WRITTEN TASK 1: In the message about pcie_aspm, what average idle power draw on battery did the laptop have with pcie_aspm=off?
··· EXCERPTED TEXT
Re: Bug? pcie_aspm=off cause less power consumption as default

From: Bjorn Helgaas
Date: Fri Apr 27 2018 - 15:53:21 EST


Hi Pali,

On Sun, Apr 22, 2018 at 07:16:47PM +0200, Pali Rohár wrote:
> Hi!
>
> To increase runtime on battery of my Dell Latitude E6440 laptop I tried
> different tweaks and settings. And I come up to the conclusion that
> adding pcie_aspm=off to the kernel command line decrease power
> consumption by approx. 2 Watts as opposite to adding pcie_aspm=force or
> nothing (letting ASPM in default state).
>
> I suspect that this is a clear kernel bug as I cannot understand how
> turning off powersave feature ASPM could lead to decrease of power
> consumption. Turning powersave off should either not impact or increase
> power consumption.
>
> Moreover one I put laptop into ACPI S3 sleep and resume it, then power
> consumption increase. The only way to decrease it is to power it off and
> power on again. Very impractical, specially as ACPI sleep is there to
> prevent power off and on.
>
> Tests:
>
> Laptop on battery with pcie_aspm=off has average 8.50 Watts in idle.
> After suspend+resume it has 11.20 Watts (power off + on is needed to get
> back for 8.50 Watts).
>
> Laptop on battery with pcie_aspm=force and with powersave aspm policy
> it has average 11.20 Watts in idle. After suspend+resume it is 11.30
> Watts in idle. With default policy it has 11.15 Watts and with
> performance policy it has 11.70 Watts.
>
> When pcie_aspm is not specified at all, then average power consumption
> in idle is 8.90 Watts. And after suspend+resume it is 9.30 Watts.
>
> So what is happening there? Such results are really strange and
> apparently I'm not alone, see discussion in kernel bugzilla:
> https://bugzilla.kernel.org/show_bug.cgi?id=62181#c23
>
> I'm using Debian Stretch with its default kernel. But I remember that
> power consumption with defaults or with pcie_aspm=force was around 10-11
> Watts even with older kernel versions.
······
··· SUPPLIED DATA
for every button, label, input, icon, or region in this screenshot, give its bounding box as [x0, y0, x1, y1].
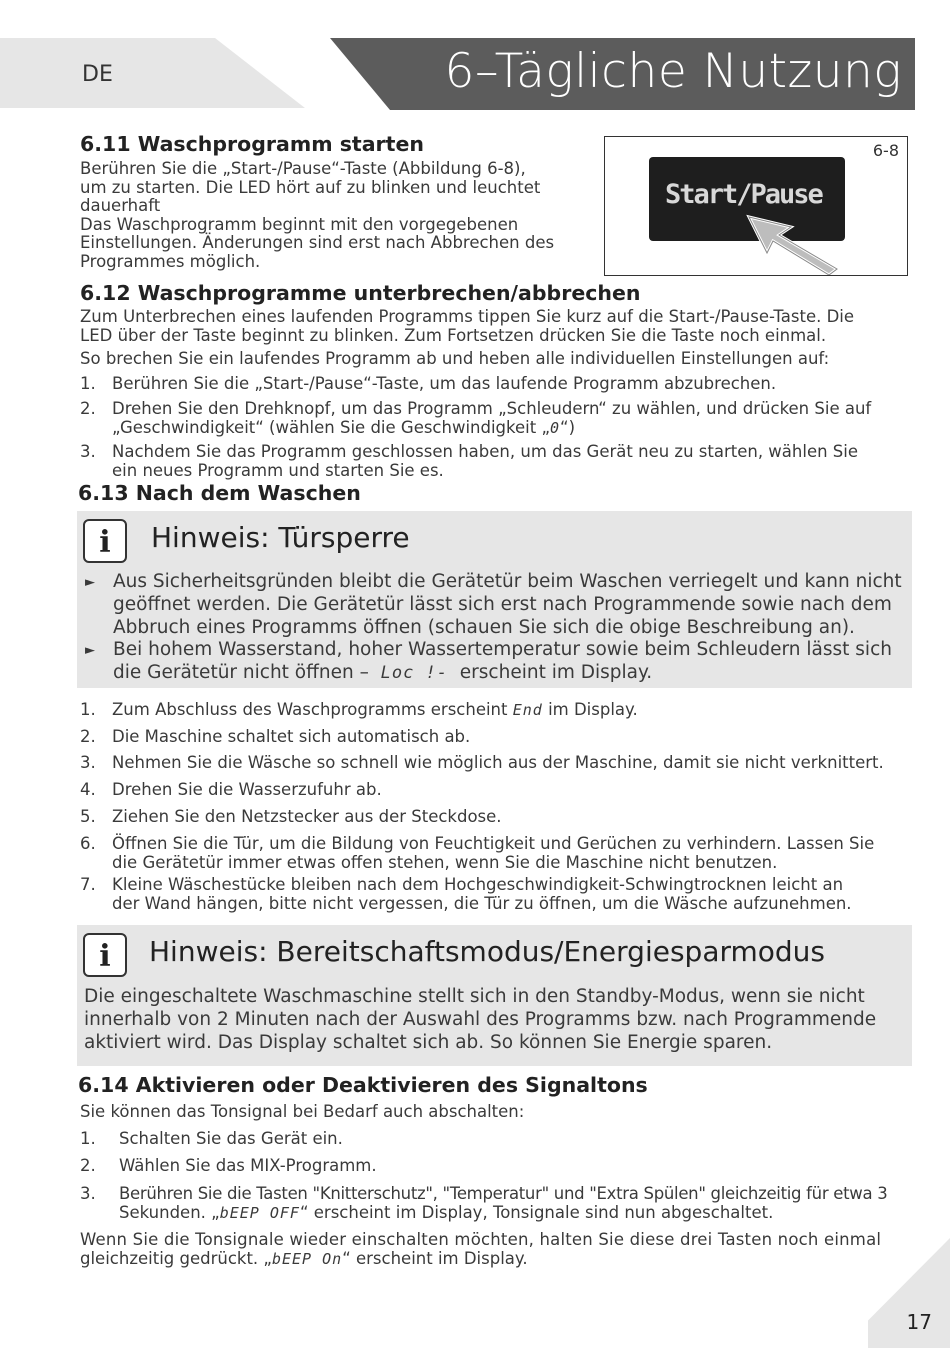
heading-6-12: 6.12 Waschprogramme unterbrechen/abbrechen — [80, 281, 641, 305]
list-line: Öffnen Sie die Tür, um die Bildung von Feuchtigkeit und Gerüchen zu verhindern. Lassen Sie — [112, 834, 875, 853]
list-number: 3. — [80, 1184, 96, 1203]
s612-line: Zum Unterbrechen eines laufenden Programms tippen Sie kurz auf die Start-/Pause-Taste. Die — [80, 307, 855, 326]
outro-text: “ erscheint im Display. — [342, 1248, 528, 1268]
heading-6-14: 6.14 Aktivieren oder Deaktivieren des Signaltons — [78, 1073, 648, 1097]
list-number: 1. — [80, 1129, 96, 1148]
note-bullet-text — [113, 570, 902, 639]
heading-6-13: 6.13 Nach dem Waschen — [78, 481, 361, 505]
list-line: Berühren Sie die Tasten "Knitterschutz", "Temperatur" und "Extra Spülen" gleichzeitig für etwa 3 — [119, 1184, 888, 1203]
list-text: Drehen Sie die Wasserzufuhr ab. — [112, 780, 382, 799]
s611-line: dauerhaft — [80, 196, 161, 215]
list-text — [112, 876, 852, 913]
note-line: innerhalb von 2 Minuten nach der Auswahl des Programms bzw. nach Programmende — [84, 1009, 877, 1030]
list-text: Berühren Sie die „Start-/Pause“-Taste, um das laufende Programm abzubrechen. — [112, 374, 777, 393]
list-text: Schalten Sie das Gerät ein. — [119, 1129, 343, 1148]
list-line-text: “) — [560, 417, 576, 437]
list-number: 3. — [80, 753, 96, 772]
list-number: 1. — [80, 374, 96, 393]
list-line-text: “ erscheint im Display, Tonsignale sind nun abgeschaltet. — [299, 1202, 774, 1222]
list-text — [112, 443, 858, 480]
s611-line: Das Waschprogramm beginnt mit den vorgegebenen — [80, 214, 519, 234]
note-title: Hinweis: Türsperre — [151, 521, 410, 554]
s612-p2: So brechen Sie ein laufendes Programm ab und heben alle individuellen Einstellungen auf: — [80, 349, 830, 368]
list-text: Ziehen Sie den Netzstecker aus der Steckdose. — [112, 807, 502, 826]
note-line: aktiviert wird. Das Display schaltet sich ab. So können Sie Energie sparen. — [84, 1032, 773, 1053]
list-number: 1. — [80, 700, 96, 719]
lcd-value: bEEP On — [271, 1249, 343, 1268]
bullet-arrow-icon: ► — [85, 643, 95, 658]
outro-text: gleichzeitig gedrückt. „ — [80, 1248, 272, 1268]
list-number: 5. — [80, 807, 96, 826]
bullet-arrow-icon: ► — [85, 575, 95, 590]
list-number: 3. — [80, 442, 96, 461]
list-number: 4. — [80, 780, 96, 799]
s611-line: um zu starten. Die LED hört auf zu blinken und leuchtet — [80, 177, 541, 197]
list-text: Wählen Sie das MIX-Programm. — [119, 1156, 377, 1175]
list-line — [112, 419, 871, 438]
s611-line: Programmes möglich. — [80, 251, 261, 271]
s611-line: Berühren Sie die „Start-/Pause“-Taste (Abbildung 6-8), — [80, 159, 526, 178]
list-line-text: „Geschwindigkeit“ (wählen Sie die Geschwindigkeit „ — [112, 417, 550, 437]
list-line: der Wand hängen, bitte nicht vergessen, die Tür zu öffnen, um die Wäsche aufzunehmen. — [112, 893, 852, 913]
list-line-text: Sekunden. „ — [119, 1202, 220, 1222]
info-icon: i — [83, 933, 127, 977]
page-title: 6–Tägliche Nutzung — [444, 44, 902, 99]
list-line-text: im Display. — [548, 700, 638, 719]
list-text — [112, 701, 638, 720]
s612-line: LED über der Taste beginnt zu blinken. Zum Fortsetzen drücken Sie die Taste noch einmal. — [80, 325, 827, 345]
list-number: 7. — [80, 875, 96, 894]
outro-line: Wenn Sie die Tonsignale wieder einschalten möchten, halten Sie diese drei Tasten noch einmal — [80, 1230, 882, 1249]
figure-label: 6-8 — [872, 141, 899, 160]
list-number: 2. — [80, 1156, 96, 1175]
list-line-text: Zum Abschluss des Waschprogramms erscheint — [112, 700, 508, 719]
note-line: geöffnet werden. Die Gerätetür lässt sich erst nach Programmende sowie nach dem — [113, 594, 892, 615]
list-line: Drehen Sie den Drehknopf, um das Programm „Schleudern“ zu wählen, und drücken Sie auf — [112, 399, 872, 418]
note-line: Aus Sicherheitsgründen bleibt die Gerätetür beim Waschen verriegelt und kann nicht — [113, 571, 902, 592]
s614-outro — [80, 1231, 912, 1268]
note-bullet-text — [113, 638, 892, 685]
list-line: Kleine Wäschestücke bleiben nach dem Hochgeschwindigkeit-Schwingtrocknen leicht an — [112, 875, 844, 894]
list-line: ein neues Programm und starten Sie es. — [112, 460, 444, 480]
lcd-value: bEEP OFF — [219, 1203, 300, 1222]
s611-line: Einstellungen. Änderungen sind erst nach Abbrechen des — [80, 233, 555, 252]
list-text — [119, 1185, 912, 1222]
list-number: 2. — [80, 399, 96, 418]
list-text — [112, 835, 874, 872]
page-number: 17 — [906, 1310, 932, 1334]
list-text: Die Maschine schaltet sich automatisch ab. — [112, 727, 471, 746]
info-icon: i — [83, 519, 127, 563]
display-text: Start/Pause — [665, 179, 822, 210]
list-line: Nachdem Sie das Programm geschlossen haben, um das Gerät neu zu starten, wählen Sie — [112, 442, 859, 461]
note-title: Hinweis: Bereitschaftsmodus/Energiesparmodus — [149, 935, 826, 968]
s611-text — [80, 160, 554, 271]
note-standby — [77, 925, 912, 1066]
note-line — [113, 661, 892, 685]
lcd-value: Loc !- — [380, 663, 449, 683]
s614-intro: Sie können das Tonsignal bei Bedarf auch abschalten: — [80, 1102, 525, 1121]
note-line-text: die Gerätetür nicht öffnen – — [113, 662, 369, 683]
note-line: Abbruch eines Programms öffnen (schauen Sie sich die obige Beschreibung an). — [113, 617, 855, 638]
list-line: die Gerätetür immer etwas offen stehen, wenn Sie die Maschine nicht benutzen. — [112, 852, 778, 872]
s612-intro — [80, 308, 854, 345]
list-number: 6. — [80, 834, 96, 853]
lcd-value: 0 — [550, 418, 561, 437]
header-lang-tab — [0, 38, 305, 108]
language-code: DE — [82, 62, 113, 87]
lcd-value: End — [512, 701, 543, 719]
list-text: Nehmen Sie die Wäsche so schnell wie möglich aus der Maschine, damit sie nicht verknittert. — [112, 753, 884, 772]
note-line-text: erscheint im Display. — [459, 662, 653, 683]
note-line: Bei hohem Wasserstand, hoher Wassertemperatur sowie beim Schleudern lässt sich — [113, 639, 892, 660]
list-text — [112, 400, 871, 437]
note-line: Die eingeschaltete Waschmaschine stellt sich in den Standby-Modus, wenn sie nicht — [84, 986, 865, 1007]
heading-6-11: 6.11 Waschprogramm starten — [80, 132, 424, 156]
note-text — [84, 985, 909, 1054]
outro-line — [80, 1250, 912, 1269]
figure-6-8 — [604, 136, 908, 276]
note-door-lock — [77, 511, 912, 688]
pointer-arrow-icon — [745, 213, 845, 275]
list-line — [119, 1204, 912, 1223]
list-number: 2. — [80, 727, 96, 746]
······
WRITTEN TASK 2: In the entries, rewrite the lines starting with the line containing "heading-6-12: 6.12 Waschprogramme" and going on through the line containing "note-bullet-text — [113, 570, 902, 639]", with "Display" replaced by "Bildschirm" and nothing else changed. Give only those lines.

FULL SOLUTION 1: 8.50 Watts

FULL SOLUTION 2:
heading-6-12: 6.12 Waschprogramme unterbrechen/abbrechen — [80, 281, 641, 305]
list-line: Öffnen Sie die Tür, um die Bildung von Feuchtigkeit und Gerüchen zu verhindern. Lassen Sie — [112, 834, 875, 853]
list-number: 3. — [80, 1184, 96, 1203]
s612-line: Zum Unterbrechen eines laufenden Programms tippen Sie kurz auf die Start-/Pause-Taste. Die — [80, 307, 855, 326]
outro-text: “ erscheint im Bildschirm. — [342, 1248, 528, 1268]
heading-6-14: 6.14 Aktivieren oder Deaktivieren des Signaltons — [78, 1073, 648, 1097]
list-number: 1. — [80, 1129, 96, 1148]
note-bullet-text — [113, 570, 902, 639]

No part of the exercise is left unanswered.